What is required:
Output all of the data below exactly as given.

(Recorded data)
— BEGIN —
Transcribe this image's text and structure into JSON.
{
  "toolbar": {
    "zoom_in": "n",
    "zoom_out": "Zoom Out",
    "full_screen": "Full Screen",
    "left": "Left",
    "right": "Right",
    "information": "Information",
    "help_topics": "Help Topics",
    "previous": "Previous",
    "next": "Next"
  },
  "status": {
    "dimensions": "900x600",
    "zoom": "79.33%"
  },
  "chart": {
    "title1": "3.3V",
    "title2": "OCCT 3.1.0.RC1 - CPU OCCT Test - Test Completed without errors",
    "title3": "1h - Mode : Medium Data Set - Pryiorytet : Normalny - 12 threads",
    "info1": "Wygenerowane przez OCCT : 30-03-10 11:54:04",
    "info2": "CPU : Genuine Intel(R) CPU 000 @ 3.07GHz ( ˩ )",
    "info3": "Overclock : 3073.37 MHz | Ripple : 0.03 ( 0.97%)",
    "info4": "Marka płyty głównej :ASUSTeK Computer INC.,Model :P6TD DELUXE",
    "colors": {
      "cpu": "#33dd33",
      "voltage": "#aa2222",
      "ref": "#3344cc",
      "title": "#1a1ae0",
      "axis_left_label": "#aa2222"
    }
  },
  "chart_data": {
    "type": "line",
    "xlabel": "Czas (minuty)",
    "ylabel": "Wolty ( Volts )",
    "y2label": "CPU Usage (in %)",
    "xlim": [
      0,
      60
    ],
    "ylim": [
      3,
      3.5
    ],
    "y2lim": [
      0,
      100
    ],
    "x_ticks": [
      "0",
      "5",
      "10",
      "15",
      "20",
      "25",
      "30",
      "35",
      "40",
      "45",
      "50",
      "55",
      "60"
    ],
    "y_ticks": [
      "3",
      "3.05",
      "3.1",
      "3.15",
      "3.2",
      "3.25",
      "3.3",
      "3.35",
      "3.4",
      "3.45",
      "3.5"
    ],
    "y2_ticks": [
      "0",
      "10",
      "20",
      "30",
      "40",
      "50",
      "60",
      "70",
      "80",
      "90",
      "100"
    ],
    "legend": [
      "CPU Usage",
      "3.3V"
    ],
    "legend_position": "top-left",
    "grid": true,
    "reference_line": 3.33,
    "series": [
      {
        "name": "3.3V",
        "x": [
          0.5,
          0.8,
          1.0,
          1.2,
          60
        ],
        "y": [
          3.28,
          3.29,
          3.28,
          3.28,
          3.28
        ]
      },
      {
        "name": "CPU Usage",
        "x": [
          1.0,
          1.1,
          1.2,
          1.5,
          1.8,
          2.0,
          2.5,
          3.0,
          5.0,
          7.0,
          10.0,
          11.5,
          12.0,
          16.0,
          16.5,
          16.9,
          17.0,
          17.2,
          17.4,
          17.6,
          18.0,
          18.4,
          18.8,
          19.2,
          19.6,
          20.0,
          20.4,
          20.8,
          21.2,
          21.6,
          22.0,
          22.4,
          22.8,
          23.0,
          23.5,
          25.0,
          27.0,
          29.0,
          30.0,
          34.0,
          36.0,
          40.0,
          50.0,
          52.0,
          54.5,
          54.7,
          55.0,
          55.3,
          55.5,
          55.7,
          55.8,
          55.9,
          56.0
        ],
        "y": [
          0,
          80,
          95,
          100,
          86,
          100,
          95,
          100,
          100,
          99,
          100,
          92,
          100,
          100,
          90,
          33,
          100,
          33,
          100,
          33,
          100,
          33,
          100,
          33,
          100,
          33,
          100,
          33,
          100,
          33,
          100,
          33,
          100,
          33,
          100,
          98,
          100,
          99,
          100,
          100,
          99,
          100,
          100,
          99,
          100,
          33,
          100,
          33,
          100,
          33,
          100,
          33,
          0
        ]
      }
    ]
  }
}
— END —
Written response:
Transcribe this image's text and structure into JSON.
{
  "toolbar": {
    "zoom_in": "n",
    "zoom_out": "Zoom Out",
    "full_screen": "Full Screen",
    "left": "Left",
    "right": "Right",
    "information": "Information",
    "help_topics": "Help Topics",
    "previous": "Previous",
    "next": "Next"
  },
  "status": {
    "dimensions": "900x600",
    "zoom": "79.33%"
  },
  "chart": {
    "title1": "3.3V",
    "title2": "OCCT 3.1.0.RC1 - CPU OCCT Test - Test Completed without errors",
    "title3": "1h - Mode : Medium Data Set - Pryiorytet : Normalny - 12 threads",
    "info1": "Wygenerowane przez OCCT : 30-03-10 11:54:04",
    "info2": "CPU : Genuine Intel(R) CPU 000 @ 3.07GHz ( ˩ )",
    "info3": "Overclock : 3073.37 MHz | Ripple : 0.03 ( 0.97%)",
    "info4": "Marka płyty głównej :ASUSTeK Computer INC.,Model :P6TD DELUXE",
    "colors": {
      "cpu": "#33dd33",
      "voltage": "#aa2222",
      "ref": "#3344cc",
      "title": "#1a1ae0",
      "axis_left_label": "#aa2222"
    }
  },
  "chart_data": {
    "type": "line",
    "xlabel": "Czas (minuty)",
    "ylabel": "Wolty ( Volts )",
    "y2label": "CPU Usage (in %)",
    "xlim": [
      0,
      60
    ],
    "ylim": [
      3,
      3.5
    ],
    "y2lim": [
      0,
      100
    ],
    "x_ticks": [
      "0",
      "5",
      "10",
      "15",
      "20",
      "25",
      "30",
      "35",
      "40",
      "45",
      "50",
      "55",
      "60"
    ],
    "y_ticks": [
      "3",
      "3.05",
      "3.1",
      "3.15",
      "3.2",
      "3.25",
      "3.3",
      "3.35",
      "3.4",
      "3.45",
      "3.5"
    ],
    "y2_ticks": [
      "0",
      "10",
      "20",
      "30",
      "40",
      "50",
      "60",
      "70",
      "80",
      "90",
      "100"
    ],
    "legend": [
      "CPU Usage",
      "3.3V"
    ],
    "legend_position": "top-left",
    "grid": true,
    "reference_line": 3.33,
    "series": [
      {
        "name": "3.3V",
        "x": [
          0.5,
          0.8,
          1.0,
          1.2,
          60
        ],
        "y": [
          3.28,
          3.29,
          3.28,
          3.28,
          3.28
        ]
      },
      {
        "name": "CPU Usage",
        "x": [
          1.0,
          1.1,
          1.2,
          1.5,
          1.8,
          2.0,
          2.5,
          3.0,
          5.0,
          7.0,
          10.0,
          11.5,
          12.0,
          16.0,
          16.5,
          16.9,
          17.0,
          17.2,
          17.4,
          17.6,
          18.0,
          18.4,
          18.8,
          19.2,
          19.6,
          20.0,
          20.4,
          20.8,
          21.2,
          21.6,
          22.0,
          22.4,
          22.8,
          23.0,
          23.5,
          25.0,
          27.0,
          29.0,
          30.0,
          34.0,
          36.0,
          40.0,
          50.0,
          52.0,
          54.5,
          54.7,
          55.0,
          55.3,
          55.5,
          55.7,
          55.8,
          55.9,
          56.0
        ],
        "y": [
          0,
          80,
          95,
          100,
          86,
          100,
          95,
          100,
          100,
          99,
          100,
          92,
          100,
          100,
          90,
          33,
          100,
          33,
          100,
          33,
          100,
          33,
          100,
          33,
          100,
          33,
          100,
          33,
          100,
          33,
          100,
          33,
          100,
          33,
          100,
          98,
          100,
          99,
          100,
          100,
          99,
          100,
          100,
          99,
          100,
          33,
          100,
          33,
          100,
          33,
          100,
          33,
          0
        ]
      }
    ]
  }
}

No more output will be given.